Exercise goal: Transcribe the entries below exactly; leave every image out.
━━━━━━━━━━
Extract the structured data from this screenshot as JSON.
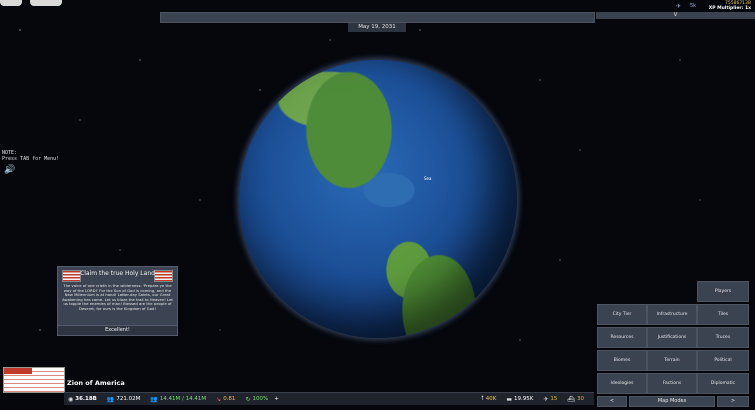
{
  "header": {
    "date": "May 19, 2031",
    "panel_chevron": "V"
  },
  "stats_top": {
    "plane_value": "5k",
    "money_line": "75586713B",
    "xp_line": "XP Multiplier: 1x"
  },
  "note": {
    "text": "NOTE:\nPress TAB for Menu!"
  },
  "map": {
    "label": "Sea"
  },
  "popup": {
    "title": "Claim the true Holy Land",
    "body": "The voice of one crieth in the wilderness: 'Prepare ye the way of the LORD!' For the Son of God is coming, and the New Millennium is at hand! Latter-day Saints, our Great Awakening has come. Let us blaze the trail to Heaven! Let us topple the enemies of man! Blessed are the people of Deseret, for ours is the Kingdom of God!",
    "button": "Excellent!"
  },
  "nation": {
    "name": "Zion of America"
  },
  "bottom_bar": {
    "money": "36.18B",
    "population": "721.02M",
    "manpower": "14.41M / 14.41M",
    "stability_change": "0.81",
    "stability": "100%",
    "plus": "+",
    "troops": "40K",
    "mil_value": "19.95K",
    "aircraft": "15",
    "ships": "30"
  },
  "right_menu": {
    "players": "Players",
    "city_tier": "City Tier",
    "infrastructure": "Infrastructure",
    "tiles": "Tiles",
    "resources": "Resources",
    "justifications": "Justifications",
    "truces": "Truces",
    "biomes": "Biomes",
    "terrain": "Terrain",
    "political": "Political",
    "ideologies": "Ideologies",
    "factions": "Factions",
    "diplomatic": "Diplomatic",
    "prev": "<",
    "map_modes": "Map Modes",
    "next": ">"
  },
  "colors": {
    "panel": "#3b4250",
    "panel_border": "#4d5564",
    "gold": "#f0c060",
    "green": "#7fdc7f",
    "red": "#e86c6c"
  },
  "icons": [
    "menu-icon",
    "back-icon",
    "plane-icon",
    "speaker-icon",
    "money-icon",
    "population-icon",
    "manpower-icon",
    "stability-icon",
    "troops-icon",
    "tank-icon",
    "aircraft-icon",
    "ship-icon"
  ]
}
━━━━━━━━━━
Worked solution:
Extract the structured data from this screenshot as JSON.
{
  "header": {
    "date": "May 19, 2031",
    "panel_chevron": "V"
  },
  "stats_top": {
    "plane_value": "5k",
    "money_line": "75586713B",
    "xp_line": "XP Multiplier: 1x"
  },
  "note": {
    "text": "NOTE:\nPress TAB for Menu!"
  },
  "map": {
    "label": "Sea"
  },
  "popup": {
    "title": "Claim the true Holy Land",
    "body": "The voice of one crieth in the wilderness: 'Prepare ye the way of the LORD!' For the Son of God is coming, and the New Millennium is at hand! Latter-day Saints, our Great Awakening has come. Let us blaze the trail to Heaven! Let us topple the enemies of man! Blessed are the people of Deseret, for ours is the Kingdom of God!",
    "button": "Excellent!"
  },
  "nation": {
    "name": "Zion of America"
  },
  "bottom_bar": {
    "money": "36.18B",
    "population": "721.02M",
    "manpower": "14.41M / 14.41M",
    "stability_change": "0.81",
    "stability": "100%",
    "plus": "+",
    "troops": "40K",
    "mil_value": "19.95K",
    "aircraft": "15",
    "ships": "30"
  },
  "right_menu": {
    "players": "Players",
    "city_tier": "City Tier",
    "infrastructure": "Infrastructure",
    "tiles": "Tiles",
    "resources": "Resources",
    "justifications": "Justifications",
    "truces": "Truces",
    "biomes": "Biomes",
    "terrain": "Terrain",
    "political": "Political",
    "ideologies": "Ideologies",
    "factions": "Factions",
    "diplomatic": "Diplomatic",
    "prev": "<",
    "map_modes": "Map Modes",
    "next": ">"
  },
  "colors": {
    "panel": "#3b4250",
    "panel_border": "#4d5564",
    "gold": "#f0c060",
    "green": "#7fdc7f",
    "red": "#e86c6c"
  },
  "icons": [
    "menu-icon",
    "back-icon",
    "plane-icon",
    "speaker-icon",
    "money-icon",
    "population-icon",
    "manpower-icon",
    "stability-icon",
    "troops-icon",
    "tank-icon",
    "aircraft-icon",
    "ship-icon"
  ]
}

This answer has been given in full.